What is being asked -
Set down all the entries again, word for word.

[Extracts from a graphics dataset]
BEGIN
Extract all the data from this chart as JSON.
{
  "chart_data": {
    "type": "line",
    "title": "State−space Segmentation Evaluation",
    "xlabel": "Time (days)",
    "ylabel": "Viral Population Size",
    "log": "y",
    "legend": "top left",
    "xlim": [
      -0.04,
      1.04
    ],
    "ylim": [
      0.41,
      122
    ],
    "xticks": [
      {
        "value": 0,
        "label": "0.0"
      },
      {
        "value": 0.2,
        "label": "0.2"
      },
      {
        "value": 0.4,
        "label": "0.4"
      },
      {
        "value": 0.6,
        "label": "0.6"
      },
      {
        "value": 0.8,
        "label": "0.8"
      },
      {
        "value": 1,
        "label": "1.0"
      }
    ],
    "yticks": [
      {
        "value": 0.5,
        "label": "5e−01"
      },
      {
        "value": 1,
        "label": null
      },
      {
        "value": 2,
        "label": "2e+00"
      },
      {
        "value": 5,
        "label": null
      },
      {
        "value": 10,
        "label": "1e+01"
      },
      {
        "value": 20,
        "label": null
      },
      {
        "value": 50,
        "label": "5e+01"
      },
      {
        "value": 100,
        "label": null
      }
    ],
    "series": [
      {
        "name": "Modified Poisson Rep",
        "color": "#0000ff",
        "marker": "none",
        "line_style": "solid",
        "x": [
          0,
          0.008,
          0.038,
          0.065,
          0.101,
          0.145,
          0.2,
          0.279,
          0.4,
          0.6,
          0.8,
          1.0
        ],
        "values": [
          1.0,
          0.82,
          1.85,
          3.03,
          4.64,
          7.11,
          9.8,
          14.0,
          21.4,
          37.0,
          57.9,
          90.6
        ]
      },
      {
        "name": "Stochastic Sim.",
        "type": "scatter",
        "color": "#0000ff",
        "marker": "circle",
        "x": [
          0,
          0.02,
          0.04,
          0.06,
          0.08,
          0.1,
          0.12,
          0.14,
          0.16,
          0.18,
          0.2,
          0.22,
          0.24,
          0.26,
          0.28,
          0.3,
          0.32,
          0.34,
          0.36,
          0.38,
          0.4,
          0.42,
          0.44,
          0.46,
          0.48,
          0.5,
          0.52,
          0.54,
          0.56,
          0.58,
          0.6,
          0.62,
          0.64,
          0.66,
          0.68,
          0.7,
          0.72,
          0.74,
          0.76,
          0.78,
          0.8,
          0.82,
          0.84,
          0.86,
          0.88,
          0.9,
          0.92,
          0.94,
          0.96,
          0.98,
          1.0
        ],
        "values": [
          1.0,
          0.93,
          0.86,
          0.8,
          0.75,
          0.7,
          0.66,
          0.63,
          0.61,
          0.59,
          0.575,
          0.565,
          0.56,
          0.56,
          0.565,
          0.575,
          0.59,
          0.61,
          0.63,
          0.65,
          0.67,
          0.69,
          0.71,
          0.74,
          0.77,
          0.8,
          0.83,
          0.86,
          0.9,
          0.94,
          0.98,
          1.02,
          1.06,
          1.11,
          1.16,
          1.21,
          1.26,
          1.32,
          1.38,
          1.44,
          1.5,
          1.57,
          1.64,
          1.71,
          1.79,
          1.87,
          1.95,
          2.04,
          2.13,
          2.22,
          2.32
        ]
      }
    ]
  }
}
END
Answer section -
Extract all the data from this chart as JSON.
{
  "chart_data": {
    "type": "line",
    "title": "State−space Segmentation Evaluation",
    "xlabel": "Time (days)",
    "ylabel": "Viral Population Size",
    "log": "y",
    "legend": "top left",
    "xlim": [
      -0.04,
      1.04
    ],
    "ylim": [
      0.41,
      122
    ],
    "xticks": [
      {
        "value": 0,
        "label": "0.0"
      },
      {
        "value": 0.2,
        "label": "0.2"
      },
      {
        "value": 0.4,
        "label": "0.4"
      },
      {
        "value": 0.6,
        "label": "0.6"
      },
      {
        "value": 0.8,
        "label": "0.8"
      },
      {
        "value": 1,
        "label": "1.0"
      }
    ],
    "yticks": [
      {
        "value": 0.5,
        "label": "5e−01"
      },
      {
        "value": 1,
        "label": null
      },
      {
        "value": 2,
        "label": "2e+00"
      },
      {
        "value": 5,
        "label": null
      },
      {
        "value": 10,
        "label": "1e+01"
      },
      {
        "value": 20,
        "label": null
      },
      {
        "value": 50,
        "label": "5e+01"
      },
      {
        "value": 100,
        "label": null
      }
    ],
    "series": [
      {
        "name": "Modified Poisson Rep",
        "color": "#0000ff",
        "marker": "none",
        "line_style": "solid",
        "x": [
          0,
          0.008,
          0.038,
          0.065,
          0.101,
          0.145,
          0.2,
          0.279,
          0.4,
          0.6,
          0.8,
          1.0
        ],
        "values": [
          1.0,
          0.82,
          1.85,
          3.03,
          4.64,
          7.11,
          9.8,
          14.0,
          21.4,
          37.0,
          57.9,
          90.6
        ]
      },
      {
        "name": "Stochastic Sim.",
        "type": "scatter",
        "color": "#0000ff",
        "marker": "circle",
        "x": [
          0,
          0.02,
          0.04,
          0.06,
          0.08,
          0.1,
          0.12,
          0.14,
          0.16,
          0.18,
          0.2,
          0.22,
          0.24,
          0.26,
          0.28,
          0.3,
          0.32,
          0.34,
          0.36,
          0.38,
          0.4,
          0.42,
          0.44,
          0.46,
          0.48,
          0.5,
          0.52,
          0.54,
          0.56,
          0.58,
          0.6,
          0.62,
          0.64,
          0.66,
          0.68,
          0.7,
          0.72,
          0.74,
          0.76,
          0.78,
          0.8,
          0.82,
          0.84,
          0.86,
          0.88,
          0.9,
          0.92,
          0.94,
          0.96,
          0.98,
          1.0
        ],
        "values": [
          1.0,
          0.93,
          0.86,
          0.8,
          0.75,
          0.7,
          0.66,
          0.63,
          0.61,
          0.59,
          0.575,
          0.565,
          0.56,
          0.56,
          0.565,
          0.575,
          0.59,
          0.61,
          0.63,
          0.65,
          0.67,
          0.69,
          0.71,
          0.74,
          0.77,
          0.8,
          0.83,
          0.86,
          0.9,
          0.94,
          0.98,
          1.02,
          1.06,
          1.11,
          1.16,
          1.21,
          1.26,
          1.32,
          1.38,
          1.44,
          1.5,
          1.57,
          1.64,
          1.71,
          1.79,
          1.87,
          1.95,
          2.04,
          2.13,
          2.22,
          2.32
        ]
      }
    ]
  }
}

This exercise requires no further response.